== Input records ==

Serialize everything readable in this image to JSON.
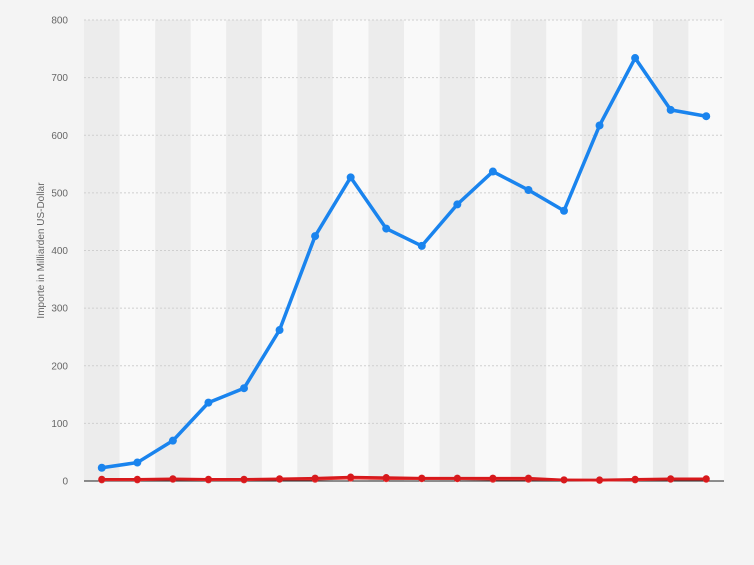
{
  "chart_data": {
    "type": "line",
    "title": "",
    "xlabel": "",
    "ylabel": "Importe in Milliarden US-Dollar",
    "ylim": [
      0,
      800
    ],
    "yticks": [
      "0",
      "100",
      "200",
      "300",
      "400",
      "500",
      "600",
      "700",
      "800"
    ],
    "grid": true,
    "legend": "none",
    "x": [
      1,
      2,
      3,
      4,
      5,
      6,
      7,
      8,
      9,
      10,
      11,
      12,
      13,
      14,
      15,
      16,
      17,
      18
    ],
    "series": [
      {
        "color": "#1a84ee",
        "values": [
          23,
          32,
          70,
          136,
          161,
          262,
          425,
          527,
          438,
          408,
          480,
          537,
          505,
          469,
          617,
          734,
          644,
          633
        ]
      },
      {
        "color": "#d7191c",
        "values": [
          3,
          3,
          4,
          3,
          3,
          4,
          5,
          7,
          6,
          5,
          5,
          5,
          5,
          2,
          2,
          3,
          4,
          4
        ]
      },
      {
        "color": "#e83030",
        "values": [
          2,
          2,
          3,
          2,
          2,
          3,
          3,
          5,
          4,
          4,
          4,
          3,
          3,
          2,
          1,
          2,
          3,
          3
        ]
      }
    ]
  }
}
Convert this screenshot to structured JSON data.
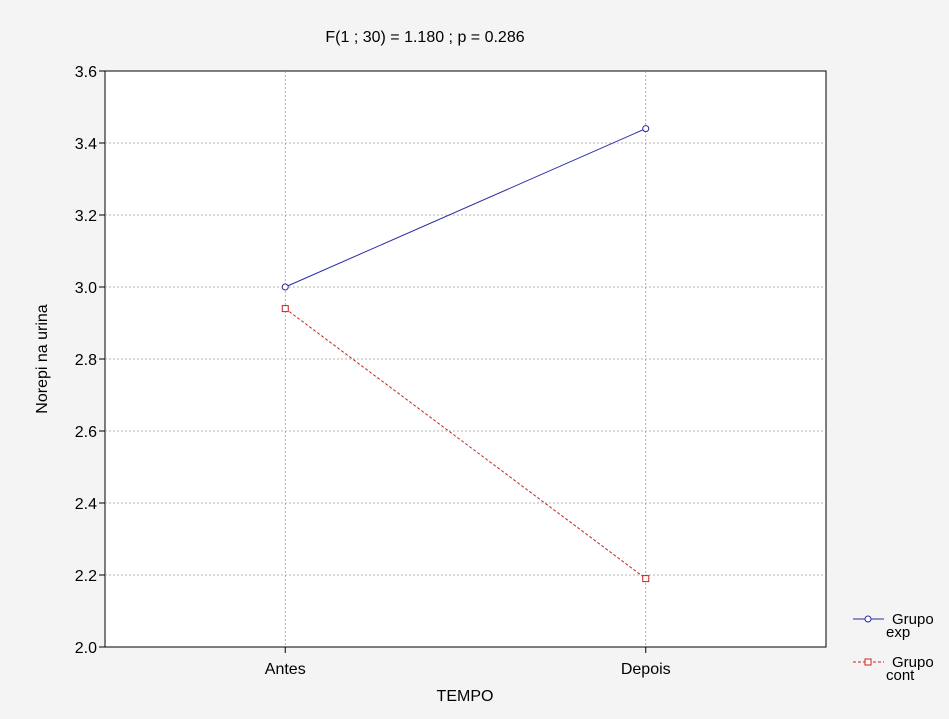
{
  "chart_data": {
    "type": "line",
    "title": "F(1 ; 30) = 1.180 ; p = 0.286",
    "xlabel": "TEMPO",
    "ylabel": "Norepi na urina",
    "categories": [
      "Antes",
      "Depois"
    ],
    "ylim": [
      2.0,
      3.6
    ],
    "yticks": [
      "2.0",
      "2.2",
      "2.4",
      "2.6",
      "2.8",
      "3.0",
      "3.2",
      "3.4",
      "3.6"
    ],
    "grid": true,
    "legend_position": "bottom-right",
    "series": [
      {
        "name": "Grupo exp",
        "legend_lines": [
          "Grupo",
          "exp"
        ],
        "values": [
          3.0,
          3.44
        ],
        "color": "#2a2aa8",
        "marker": "circle",
        "line_style": "solid"
      },
      {
        "name": "Grupo cont",
        "legend_lines": [
          "Grupo",
          "cont"
        ],
        "values": [
          2.94,
          2.19
        ],
        "color": "#cc2020",
        "marker": "square",
        "line_style": "dashed"
      }
    ]
  }
}
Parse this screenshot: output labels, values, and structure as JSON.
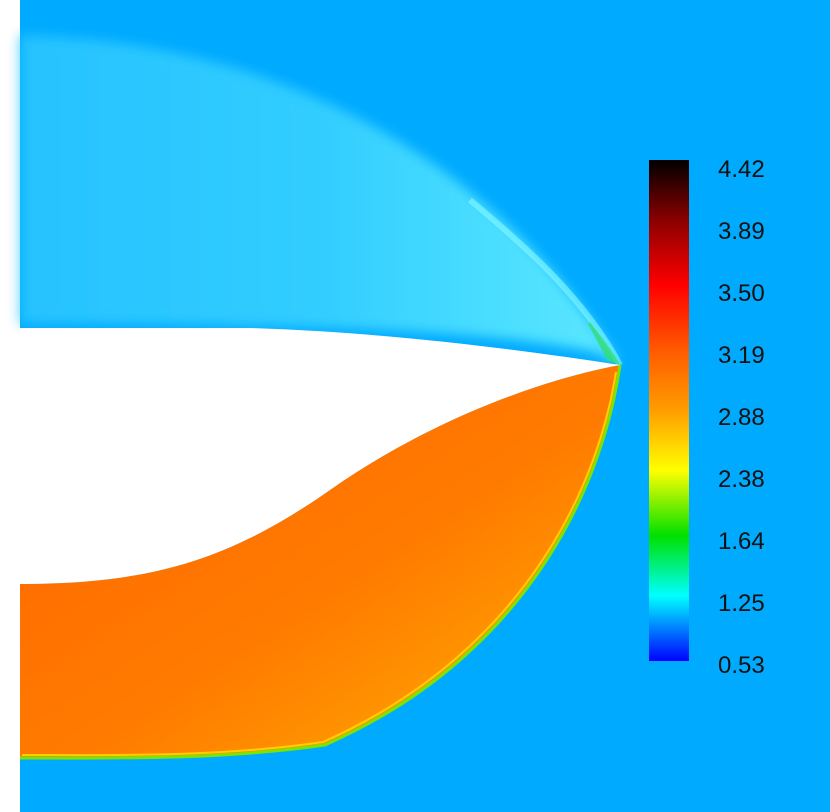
{
  "colorbar": {
    "labels": [
      "4.42",
      "3.89",
      "3.50",
      "3.19",
      "2.88",
      "2.38",
      "1.64",
      "1.25",
      "0.53"
    ],
    "stops": [
      "#000000",
      "#8a0000",
      "#ff0000",
      "#ff5a00",
      "#ff9d00",
      "#ffff00",
      "#00e000",
      "#00ffff",
      "#0000ff"
    ]
  },
  "colors": {
    "freestream": "#00aaff",
    "body": "#ffffff",
    "post_shock_upper": "#44d8ff",
    "post_shock_lower": "#ff6a00",
    "post_shock_lower_far": "#ffab00"
  }
}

===

What the task asks:
Each record above should come back exactly the same, only without its pictures.

Task result:
Serialize everything readable in this image to JSON.
{
  "chart_data": {
    "type": "line",
    "title": "",
    "xlabel": "",
    "ylabel": "Importe in Milliarden US-Dollar",
    "ylim": [
      0,
      800
    ],
    "yticks": [
      "0",
      "100",
      "200",
      "300",
      "400",
      "500",
      "600",
      "700",
      "800"
    ],
    "grid": true,
    "legend": "none",
    "x": [
      1,
      2,
      3,
      4,
      5,
      6,
      7,
      8,
      9,
      10,
      11,
      12,
      13,
      14,
      15,
      16,
      17,
      18
    ],
    "series": [
      {
        "color": "#1a84ee",
        "values": [
          23,
          32,
          70,
          136,
          161,
          262,
          425,
          527,
          438,
          408,
          480,
          537,
          505,
          469,
          617,
          734,
          644,
          633
        ]
      },
      {
        "color": "#d7191c",
        "values": [
          3,
          3,
          4,
          3,
          3,
          4,
          5,
          7,
          6,
          5,
          5,
          5,
          5,
          2,
          2,
          3,
          4,
          4
        ]
      },
      {
        "color": "#e83030",
        "values": [
          2,
          2,
          3,
          2,
          2,
          3,
          3,
          5,
          4,
          4,
          4,
          3,
          3,
          2,
          1,
          2,
          3,
          3
        ]
      }
    ]
  }
}
Convert this screenshot to structured JSON data.
{
  "chart_data": {
    "type": "line",
    "title": "F(1 ; 30) = 1.180 ; p = 0.286",
    "xlabel": "TEMPO",
    "ylabel": "Norepi na urina",
    "categories": [
      "Antes",
      "Depois"
    ],
    "ylim": [
      2.0,
      3.6
    ],
    "yticks": [
      "2.0",
      "2.2",
      "2.4",
      "2.6",
      "2.8",
      "3.0",
      "3.2",
      "3.4",
      "3.6"
    ],
    "grid": true,
    "legend_position": "bottom-right",
    "series": [
      {
        "name": "Grupo exp",
        "legend_lines": [
          "Grupo",
          "exp"
        ],
        "values": [
          3.0,
          3.44
        ],
        "color": "#2a2aa8",
        "marker": "circle",
        "line_style": "solid"
      },
      {
        "name": "Grupo cont",
        "legend_lines": [
          "Grupo",
          "cont"
        ],
        "values": [
          2.94,
          2.19
        ],
        "color": "#cc2020",
        "marker": "square",
        "line_style": "dashed"
      }
    ]
  }
}
Parse this screenshot: output labels, values, and structure as JSON.
{
  "colorbar": {
    "labels": [
      "4.42",
      "3.89",
      "3.50",
      "3.19",
      "2.88",
      "2.38",
      "1.64",
      "1.25",
      "0.53"
    ],
    "stops": [
      "#000000",
      "#8a0000",
      "#ff0000",
      "#ff5a00",
      "#ff9d00",
      "#ffff00",
      "#00e000",
      "#00ffff",
      "#0000ff"
    ]
  },
  "colors": {
    "freestream": "#00aaff",
    "body": "#ffffff",
    "post_shock_upper": "#44d8ff",
    "post_shock_lower": "#ff6a00",
    "post_shock_lower_far": "#ffab00"
  }
}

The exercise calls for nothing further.